**** Entries supplied

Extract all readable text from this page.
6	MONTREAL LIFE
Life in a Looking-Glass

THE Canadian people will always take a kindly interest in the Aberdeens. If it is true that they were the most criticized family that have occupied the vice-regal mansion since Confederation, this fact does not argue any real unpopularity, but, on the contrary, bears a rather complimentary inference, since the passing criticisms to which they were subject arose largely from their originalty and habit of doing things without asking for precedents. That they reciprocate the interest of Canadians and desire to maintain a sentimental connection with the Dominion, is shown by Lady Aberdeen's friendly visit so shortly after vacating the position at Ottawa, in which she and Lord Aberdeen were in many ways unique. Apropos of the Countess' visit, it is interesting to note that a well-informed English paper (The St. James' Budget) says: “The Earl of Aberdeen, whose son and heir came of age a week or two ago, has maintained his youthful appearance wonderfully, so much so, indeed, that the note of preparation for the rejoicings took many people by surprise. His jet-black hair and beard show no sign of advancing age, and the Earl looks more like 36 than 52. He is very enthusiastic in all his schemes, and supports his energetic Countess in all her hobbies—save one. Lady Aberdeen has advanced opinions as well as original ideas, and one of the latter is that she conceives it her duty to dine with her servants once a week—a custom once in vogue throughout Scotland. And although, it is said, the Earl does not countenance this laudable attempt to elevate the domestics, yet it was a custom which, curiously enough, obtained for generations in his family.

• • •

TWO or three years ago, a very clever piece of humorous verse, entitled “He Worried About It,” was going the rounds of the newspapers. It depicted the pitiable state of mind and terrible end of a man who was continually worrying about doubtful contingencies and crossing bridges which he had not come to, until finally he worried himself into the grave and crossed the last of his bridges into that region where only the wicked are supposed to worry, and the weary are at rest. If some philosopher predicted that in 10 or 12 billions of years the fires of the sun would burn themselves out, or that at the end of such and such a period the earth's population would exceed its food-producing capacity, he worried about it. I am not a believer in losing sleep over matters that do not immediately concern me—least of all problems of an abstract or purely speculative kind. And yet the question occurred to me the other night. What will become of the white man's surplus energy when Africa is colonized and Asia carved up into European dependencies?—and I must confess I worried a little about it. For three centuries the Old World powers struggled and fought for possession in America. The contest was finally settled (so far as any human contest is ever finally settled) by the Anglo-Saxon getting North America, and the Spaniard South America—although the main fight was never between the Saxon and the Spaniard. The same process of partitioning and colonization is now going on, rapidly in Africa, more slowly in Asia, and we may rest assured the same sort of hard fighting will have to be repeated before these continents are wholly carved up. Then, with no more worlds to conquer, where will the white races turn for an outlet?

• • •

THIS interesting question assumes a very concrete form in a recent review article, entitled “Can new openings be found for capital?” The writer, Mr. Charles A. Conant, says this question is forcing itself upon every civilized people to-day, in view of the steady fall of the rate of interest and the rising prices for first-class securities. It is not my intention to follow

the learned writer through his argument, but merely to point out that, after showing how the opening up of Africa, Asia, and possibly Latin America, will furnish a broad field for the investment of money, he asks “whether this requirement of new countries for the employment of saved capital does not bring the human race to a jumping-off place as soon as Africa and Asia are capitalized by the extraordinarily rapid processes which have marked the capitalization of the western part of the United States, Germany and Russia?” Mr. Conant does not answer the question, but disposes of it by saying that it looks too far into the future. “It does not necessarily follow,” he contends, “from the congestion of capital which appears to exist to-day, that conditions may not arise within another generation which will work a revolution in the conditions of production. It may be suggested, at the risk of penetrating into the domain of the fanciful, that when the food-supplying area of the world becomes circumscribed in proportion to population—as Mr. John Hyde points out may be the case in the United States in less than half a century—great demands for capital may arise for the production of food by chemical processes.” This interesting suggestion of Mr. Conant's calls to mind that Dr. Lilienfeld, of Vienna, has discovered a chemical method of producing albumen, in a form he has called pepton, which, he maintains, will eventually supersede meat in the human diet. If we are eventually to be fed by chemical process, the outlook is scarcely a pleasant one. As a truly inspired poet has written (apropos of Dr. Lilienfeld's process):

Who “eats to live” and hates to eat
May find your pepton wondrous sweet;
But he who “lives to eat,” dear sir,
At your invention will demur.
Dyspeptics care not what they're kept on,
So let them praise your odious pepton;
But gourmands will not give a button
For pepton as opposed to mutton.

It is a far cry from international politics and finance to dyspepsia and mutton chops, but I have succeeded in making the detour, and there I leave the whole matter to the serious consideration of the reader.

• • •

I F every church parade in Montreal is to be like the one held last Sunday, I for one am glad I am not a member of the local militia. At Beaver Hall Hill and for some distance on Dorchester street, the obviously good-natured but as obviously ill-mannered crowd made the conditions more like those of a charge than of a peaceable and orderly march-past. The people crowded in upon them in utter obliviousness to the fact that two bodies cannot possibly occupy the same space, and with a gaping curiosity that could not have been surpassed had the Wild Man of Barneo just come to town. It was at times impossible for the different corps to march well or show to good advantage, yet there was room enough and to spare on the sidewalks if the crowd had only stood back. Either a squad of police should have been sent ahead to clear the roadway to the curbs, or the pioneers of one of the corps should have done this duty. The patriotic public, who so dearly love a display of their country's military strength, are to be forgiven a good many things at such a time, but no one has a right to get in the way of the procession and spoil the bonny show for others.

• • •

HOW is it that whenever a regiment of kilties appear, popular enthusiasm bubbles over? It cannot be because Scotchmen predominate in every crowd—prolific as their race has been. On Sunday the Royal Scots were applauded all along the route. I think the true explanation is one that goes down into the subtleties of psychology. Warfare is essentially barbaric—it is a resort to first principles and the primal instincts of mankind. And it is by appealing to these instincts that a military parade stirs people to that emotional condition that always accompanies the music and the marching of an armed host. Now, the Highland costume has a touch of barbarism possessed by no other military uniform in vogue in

********

» **The task**: Set all of the records down again, exactly as they stand.

» **Final answer**:
Extract all readable text from this page.
6	MONTREAL LIFE
Life in a Looking-Glass

THE Canadian people will always take a kindly interest in the Aberdeens. If it is true that they were the most criticized family that have occupied the vice-regal mansion since Confederation, this fact does not argue any real unpopularity, but, on the contrary, bears a rather complimentary inference, since the passing criticisms to which they were subject arose largely from their originalty and habit of doing things without asking for precedents. That they reciprocate the interest of Canadians and desire to maintain a sentimental connection with the Dominion, is shown by Lady Aberdeen's friendly visit so shortly after vacating the position at Ottawa, in which she and Lord Aberdeen were in many ways unique. Apropos of the Countess' visit, it is interesting to note that a well-informed English paper (The St. James' Budget) says: “The Earl of Aberdeen, whose son and heir came of age a week or two ago, has maintained his youthful appearance wonderfully, so much so, indeed, that the note of preparation for the rejoicings took many people by surprise. His jet-black hair and beard show no sign of advancing age, and the Earl looks more like 36 than 52. He is very enthusiastic in all his schemes, and supports his energetic Countess in all her hobbies—save one. Lady Aberdeen has advanced opinions as well as original ideas, and one of the latter is that she conceives it her duty to dine with her servants once a week—a custom once in vogue throughout Scotland. And although, it is said, the Earl does not countenance this laudable attempt to elevate the domestics, yet it was a custom which, curiously enough, obtained for generations in his family.

• • •

TWO or three years ago, a very clever piece of humorous verse, entitled “He Worried About It,” was going the rounds of the newspapers. It depicted the pitiable state of mind and terrible end of a man who was continually worrying about doubtful contingencies and crossing bridges which he had not come to, until finally he worried himself into the grave and crossed the last of his bridges into that region where only the wicked are supposed to worry, and the weary are at rest. If some philosopher predicted that in 10 or 12 billions of years the fires of the sun would burn themselves out, or that at the end of such and such a period the earth's population would exceed its food-producing capacity, he worried about it. I am not a believer in losing sleep over matters that do not immediately concern me—least of all problems of an abstract or purely speculative kind. And yet the question occurred to me the other night. What will become of the white man's surplus energy when Africa is colonized and Asia carved up into European dependencies?—and I must confess I worried a little about it. For three centuries the Old World powers struggled and fought for possession in America. The contest was finally settled (so far as any human contest is ever finally settled) by the Anglo-Saxon getting North America, and the Spaniard South America—although the main fight was never between the Saxon and the Spaniard. The same process of partitioning and colonization is now going on, rapidly in Africa, more slowly in Asia, and we may rest assured the same sort of hard fighting will have to be repeated before these continents are wholly carved up. Then, with no more worlds to conquer, where will the white races turn for an outlet?

• • •

THIS interesting question assumes a very concrete form in a recent review article, entitled “Can new openings be found for capital?” The writer, Mr. Charles A. Conant, says this question is forcing itself upon every civilized people to-day, in view of the steady fall of the rate of interest and the rising prices for first-class securities. It is not my intention to follow

the learned writer through his argument, but merely to point out that, after showing how the opening up of Africa, Asia, and possibly Latin America, will furnish a broad field for the investment of money, he asks “whether this requirement of new countries for the employment of saved capital does not bring the human race to a jumping-off place as soon as Africa and Asia are capitalized by the extraordinarily rapid processes which have marked the capitalization of the western part of the United States, Germany and Russia?” Mr. Conant does not answer the question, but disposes of it by saying that it looks too far into the future. “It does not necessarily follow,” he contends, “from the congestion of capital which appears to exist to-day, that conditions may not arise within another generation which will work a revolution in the conditions of production. It may be suggested, at the risk of penetrating into the domain of the fanciful, that when the food-supplying area of the world becomes circumscribed in proportion to population—as Mr. John Hyde points out may be the case in the United States in less than half a century—great demands for capital may arise for the production of food by chemical processes.” This interesting suggestion of Mr. Conant's calls to mind that Dr. Lilienfeld, of Vienna, has discovered a chemical method of producing albumen, in a form he has called pepton, which, he maintains, will eventually supersede meat in the human diet. If we are eventually to be fed by chemical process, the outlook is scarcely a pleasant one. As a truly inspired poet has written (apropos of Dr. Lilienfeld's process):

Who “eats to live” and hates to eat
May find your pepton wondrous sweet;
But he who “lives to eat,” dear sir,
At your invention will demur.
Dyspeptics care not what they're kept on,
So let them praise your odious pepton;
But gourmands will not give a button
For pepton as opposed to mutton.

It is a far cry from international politics and finance to dyspepsia and mutton chops, but I have succeeded in making the detour, and there I leave the whole matter to the serious consideration of the reader.

• • •

I F every church parade in Montreal is to be like the one held last Sunday, I for one am glad I am not a member of the local militia. At Beaver Hall Hill and for some distance on Dorchester street, the obviously good-natured but as obviously ill-mannered crowd made the conditions more like those of a charge than of a peaceable and orderly march-past. The people crowded in upon them in utter obliviousness to the fact that two bodies cannot possibly occupy the same space, and with a gaping curiosity that could not have been surpassed had the Wild Man of Barneo just come to town. It was at times impossible for the different corps to march well or show to good advantage, yet there was room enough and to spare on the sidewalks if the crowd had only stood back. Either a squad of police should have been sent ahead to clear the roadway to the curbs, or the pioneers of one of the corps should have done this duty. The patriotic public, who so dearly love a display of their country's military strength, are to be forgiven a good many things at such a time, but no one has a right to get in the way of the procession and spoil the bonny show for others.

• • •

HOW is it that whenever a regiment of kilties appear, popular enthusiasm bubbles over? It cannot be because Scotchmen predominate in every crowd—prolific as their race has been. On Sunday the Royal Scots were applauded all along the route. I think the true explanation is one that goes down into the subtleties of psychology. Warfare is essentially barbaric—it is a resort to first principles and the primal instincts of mankind. And it is by appealing to these instincts that a military parade stirs people to that emotional condition that always accompanies the music and the marching of an armed host. Now, the Highland costume has a touch of barbarism possessed by no other military uniform in vogue in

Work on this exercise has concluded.